[What needs to be done]
Reproduce all of the data exactly.

(Excerpt from a dataset)
━━━━━━━━━━━━━━━━

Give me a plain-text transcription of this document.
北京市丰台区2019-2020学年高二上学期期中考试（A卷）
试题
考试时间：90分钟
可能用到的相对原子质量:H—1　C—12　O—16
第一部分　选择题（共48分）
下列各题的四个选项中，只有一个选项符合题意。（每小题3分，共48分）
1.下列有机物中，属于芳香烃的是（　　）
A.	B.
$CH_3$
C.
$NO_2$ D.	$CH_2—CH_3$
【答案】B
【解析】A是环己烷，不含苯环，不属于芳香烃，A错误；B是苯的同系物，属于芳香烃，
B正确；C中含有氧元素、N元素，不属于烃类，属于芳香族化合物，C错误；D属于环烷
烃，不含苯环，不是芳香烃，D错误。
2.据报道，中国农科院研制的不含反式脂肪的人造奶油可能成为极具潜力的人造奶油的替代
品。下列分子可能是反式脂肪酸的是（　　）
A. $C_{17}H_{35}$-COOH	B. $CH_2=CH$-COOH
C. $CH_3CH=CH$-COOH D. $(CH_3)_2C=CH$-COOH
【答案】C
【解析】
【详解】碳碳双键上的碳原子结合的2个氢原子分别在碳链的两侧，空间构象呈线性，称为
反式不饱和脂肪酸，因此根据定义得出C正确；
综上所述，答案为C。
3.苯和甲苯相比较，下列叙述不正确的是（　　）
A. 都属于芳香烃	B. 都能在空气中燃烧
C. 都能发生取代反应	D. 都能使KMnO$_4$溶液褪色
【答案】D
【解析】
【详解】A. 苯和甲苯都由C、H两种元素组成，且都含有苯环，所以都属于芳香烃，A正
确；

━━━━━━━━━━━━━━━━

[Response]
Give me a plain-text transcription of this document.
北京市丰台区2019-2020学年高二上学期期中考试（A卷）
试题
考试时间：90分钟
可能用到的相对原子质量:H—1　C—12　O—16
第一部分　选择题（共48分）
下列各题的四个选项中，只有一个选项符合题意。（每小题3分，共48分）
1.下列有机物中，属于芳香烃的是（　　）
A.	B.
$CH_3$
C.
$NO_2$ D.	$CH_2—CH_3$
【答案】B
【解析】A是环己烷，不含苯环，不属于芳香烃，A错误；B是苯的同系物，属于芳香烃，
B正确；C中含有氧元素、N元素，不属于烃类，属于芳香族化合物，C错误；D属于环烷
烃，不含苯环，不是芳香烃，D错误。
2.据报道，中国农科院研制的不含反式脂肪的人造奶油可能成为极具潜力的人造奶油的替代
品。下列分子可能是反式脂肪酸的是（　　）
A. $C_{17}H_{35}$-COOH	B. $CH_2=CH$-COOH
C. $CH_3CH=CH$-COOH D. $(CH_3)_2C=CH$-COOH
【答案】C
【解析】
【详解】碳碳双键上的碳原子结合的2个氢原子分别在碳链的两侧，空间构象呈线性，称为
反式不饱和脂肪酸，因此根据定义得出C正确；
综上所述，答案为C。
3.苯和甲苯相比较，下列叙述不正确的是（　　）
A. 都属于芳香烃	B. 都能在空气中燃烧
C. 都能发生取代反应	D. 都能使KMnO$_4$溶液褪色
【答案】D
【解析】
【详解】A. 苯和甲苯都由C、H两种元素组成，且都含有苯环，所以都属于芳香烃，A正
确；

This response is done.